■ **Your instructions**
Give an exact copy of every line, leaving images out.

■ **Provided records**
------------------------------------------------

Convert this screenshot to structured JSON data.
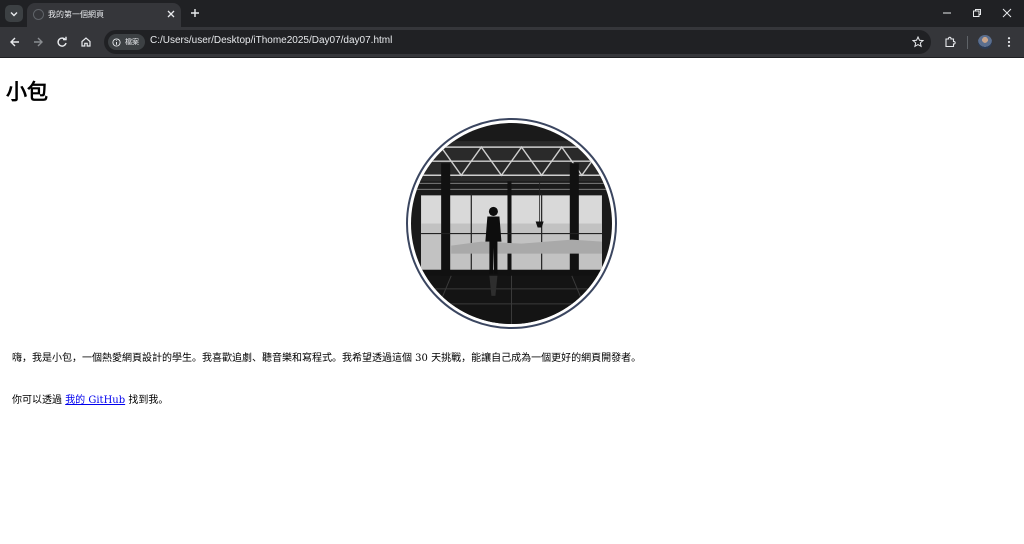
{
  "browser": {
    "tab": {
      "title": "我的第一個網頁"
    },
    "omnibox": {
      "chip_label": "檔案",
      "url": "C:/Users/user/Desktop/iThome2025/Day07/day07.html"
    },
    "icons": {
      "tab_search": "chevron-down-icon",
      "tab_close": "close-icon",
      "new_tab": "plus-icon",
      "back": "arrow-left-icon",
      "forward": "arrow-right-icon",
      "reload": "reload-icon",
      "home": "home-icon",
      "site_info": "info-icon",
      "bookmark": "star-icon",
      "extensions": "puzzle-icon",
      "menu": "kebab-menu-icon"
    },
    "colors": {
      "tabstrip": "#202124",
      "toolbar": "#35363a",
      "omnibox": "#202124"
    }
  },
  "page": {
    "heading": "小包",
    "intro": "嗨，我是小包，一個熱愛網頁設計的學生。我喜歡追劇、聽音樂和寫程式。我希望透過這個 30 天挑戰，能讓自己成為一個更好的網頁開發者。",
    "github_prefix": "你可以透過 ",
    "github_link": "我的 GitHub",
    "github_suffix": " 找到我。",
    "link_color": "#0000ee"
  }
}
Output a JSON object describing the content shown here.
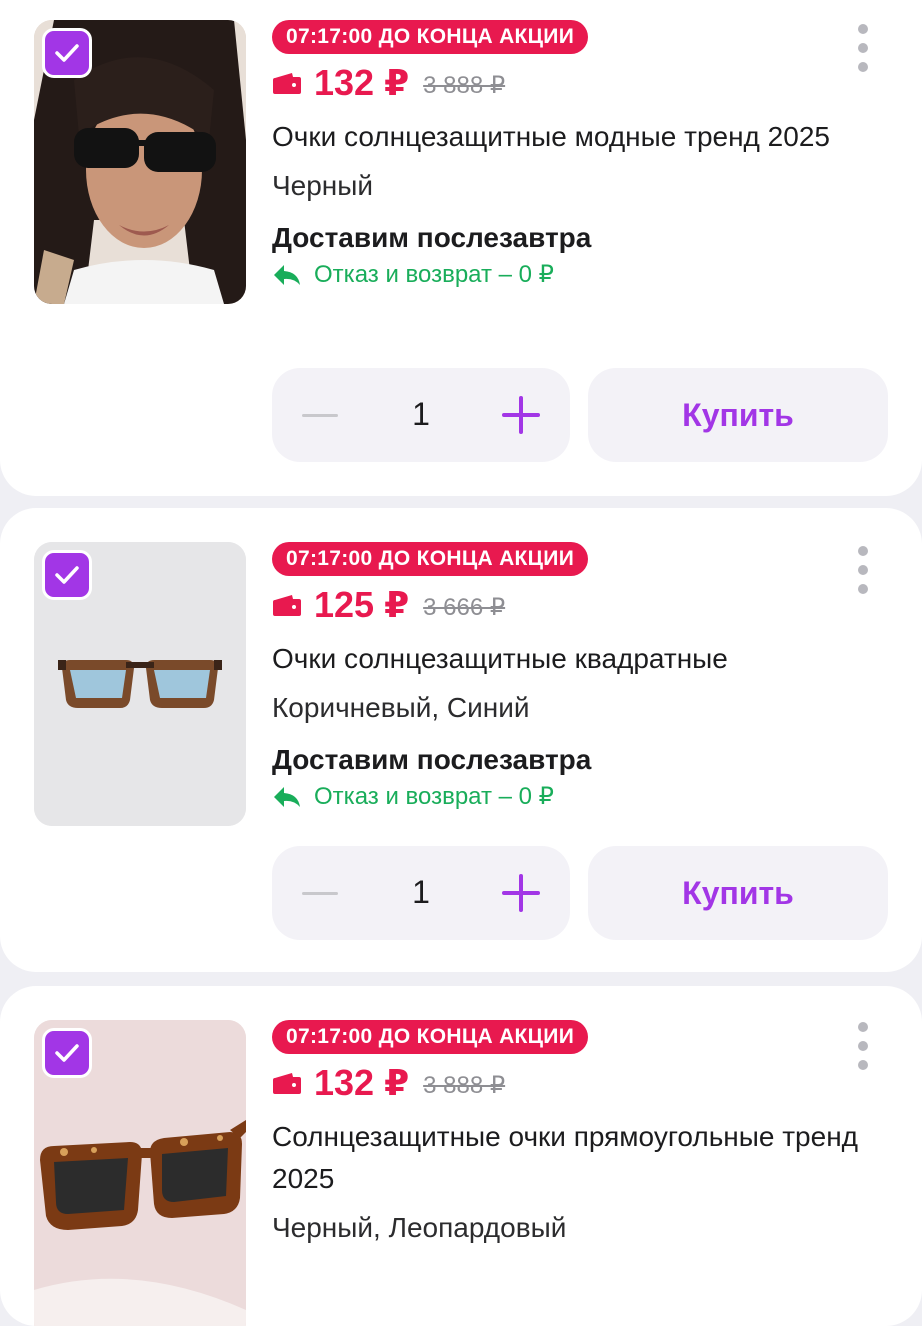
{
  "products": [
    {
      "timer": "07:17:00 ДО КОНЦА АКЦИИ",
      "price": "132 ₽",
      "old_price": "3 888 ₽",
      "title": "Очки солнцезащитные модные тренд 2025",
      "color": "Черный",
      "delivery": "Доставим послезавтра",
      "returns": "Отказ и возврат – 0 ₽",
      "quantity": "1",
      "buy_label": "Купить",
      "checked": true
    },
    {
      "timer": "07:17:00 ДО КОНЦА АКЦИИ",
      "price": "125 ₽",
      "old_price": "3 666 ₽",
      "title": "Очки солнцезащитные квадратные",
      "color": "Коричневый, Синий",
      "delivery": "Доставим послезавтра",
      "returns": "Отказ и возврат – 0 ₽",
      "quantity": "1",
      "buy_label": "Купить",
      "checked": true
    },
    {
      "timer": "07:17:00 ДО КОНЦА АКЦИИ",
      "price": "132 ₽",
      "old_price": "3 888 ₽",
      "title": "Солнцезащитные очки прямоугольные тренд 2025",
      "color": "Черный, Леопардовый",
      "checked": true
    }
  ],
  "colors": {
    "accent": "#a236e6",
    "sale": "#e8194f",
    "returns": "#19ad5a"
  }
}
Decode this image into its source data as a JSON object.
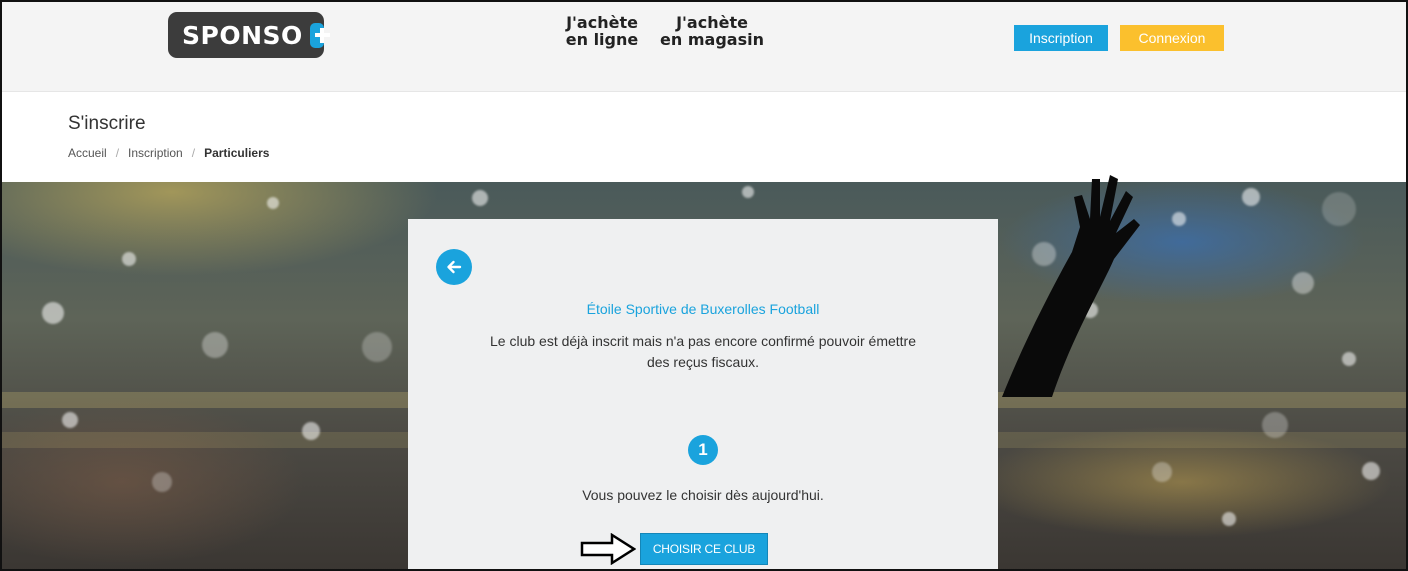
{
  "header": {
    "logo_text": "SPONSO",
    "nav": {
      "online_line1": "J'achète",
      "online_line2": "en ligne",
      "store_line1": "J'achète",
      "store_line2": "en magasin"
    },
    "inscription_label": "Inscription",
    "connexion_label": "Connexion"
  },
  "page": {
    "title": "S'inscrire",
    "breadcrumb": [
      "Accueil",
      "Inscription",
      "Particuliers"
    ]
  },
  "card": {
    "club_name": "Étoile Sportive de Buxerolles Football",
    "message": "Le club est déjà inscrit mais n'a pas encore confirmé pouvoir émettre des reçus fiscaux.",
    "step_number": "1",
    "step_message": "Vous pouvez le choisir dès aujourd'hui.",
    "choose_label": "CHOISIR CE CLUB"
  },
  "colors": {
    "primary": "#1aa3dd",
    "accent": "#fbc02d",
    "logo_bg": "#3c3c3c",
    "card_bg": "#eff0f1",
    "header_bg": "#f4f4f4"
  },
  "icons": {
    "back": "arrow-left-icon",
    "logo_plus": "plus-icon",
    "pointer": "right-arrow-icon"
  }
}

------------------------------------------------

■ **Exercise response**
Convert this screenshot to structured JSON data.
{
  "browser": {
    "tab": {
      "title": "我的第一個網頁"
    },
    "omnibox": {
      "chip_label": "檔案",
      "url": "C:/Users/user/Desktop/iThome2025/Day07/day07.html"
    },
    "icons": {
      "tab_search": "chevron-down-icon",
      "tab_close": "close-icon",
      "new_tab": "plus-icon",
      "back": "arrow-left-icon",
      "forward": "arrow-right-icon",
      "reload": "reload-icon",
      "home": "home-icon",
      "site_info": "info-icon",
      "bookmark": "star-icon",
      "extensions": "puzzle-icon",
      "menu": "kebab-menu-icon"
    },
    "colors": {
      "tabstrip": "#202124",
      "toolbar": "#35363a",
      "omnibox": "#202124"
    }
  },
  "page": {
    "heading": "小包",
    "intro": "嗨，我是小包，一個熱愛網頁設計的學生。我喜歡追劇、聽音樂和寫程式。我希望透過這個 30 天挑戰，能讓自己成為一個更好的網頁開發者。",
    "github_prefix": "你可以透過 ",
    "github_link": "我的 GitHub",
    "github_suffix": " 找到我。",
    "link_color": "#0000ee"
  }
}
Output a JSON object describing the content shown here.
{
  "products": [
    {
      "timer": "07:17:00 ДО КОНЦА АКЦИИ",
      "price": "132 ₽",
      "old_price": "3 888 ₽",
      "title": "Очки солнцезащитные модные тренд 2025",
      "color": "Черный",
      "delivery": "Доставим послезавтра",
      "returns": "Отказ и возврат – 0 ₽",
      "quantity": "1",
      "buy_label": "Купить",
      "checked": true
    },
    {
      "timer": "07:17:00 ДО КОНЦА АКЦИИ",
      "price": "125 ₽",
      "old_price": "3 666 ₽",
      "title": "Очки солнцезащитные квадратные",
      "color": "Коричневый, Синий",
      "delivery": "Доставим послезавтра",
      "returns": "Отказ и возврат – 0 ₽",
      "quantity": "1",
      "buy_label": "Купить",
      "checked": true
    },
    {
      "timer": "07:17:00 ДО КОНЦА АКЦИИ",
      "price": "132 ₽",
      "old_price": "3 888 ₽",
      "title": "Солнцезащитные очки прямоугольные тренд 2025",
      "color": "Черный, Леопардовый",
      "checked": true
    }
  ],
  "colors": {
    "accent": "#a236e6",
    "sale": "#e8194f",
    "returns": "#19ad5a"
  }
}
Decode this image into its source data as a JSON object.
{
  "header": {
    "logo_text": "SPONSO",
    "nav": {
      "online_line1": "J'achète",
      "online_line2": "en ligne",
      "store_line1": "J'achète",
      "store_line2": "en magasin"
    },
    "inscription_label": "Inscription",
    "connexion_label": "Connexion"
  },
  "page": {
    "title": "S'inscrire",
    "breadcrumb": [
      "Accueil",
      "Inscription",
      "Particuliers"
    ]
  },
  "card": {
    "club_name": "Étoile Sportive de Buxerolles Football",
    "message": "Le club est déjà inscrit mais n'a pas encore confirmé pouvoir émettre des reçus fiscaux.",
    "step_number": "1",
    "step_message": "Vous pouvez le choisir dès aujourd'hui.",
    "choose_label": "CHOISIR CE CLUB"
  },
  "colors": {
    "primary": "#1aa3dd",
    "accent": "#fbc02d",
    "logo_bg": "#3c3c3c",
    "card_bg": "#eff0f1",
    "header_bg": "#f4f4f4"
  },
  "icons": {
    "back": "arrow-left-icon",
    "logo_plus": "plus-icon",
    "pointer": "right-arrow-icon"
  }
}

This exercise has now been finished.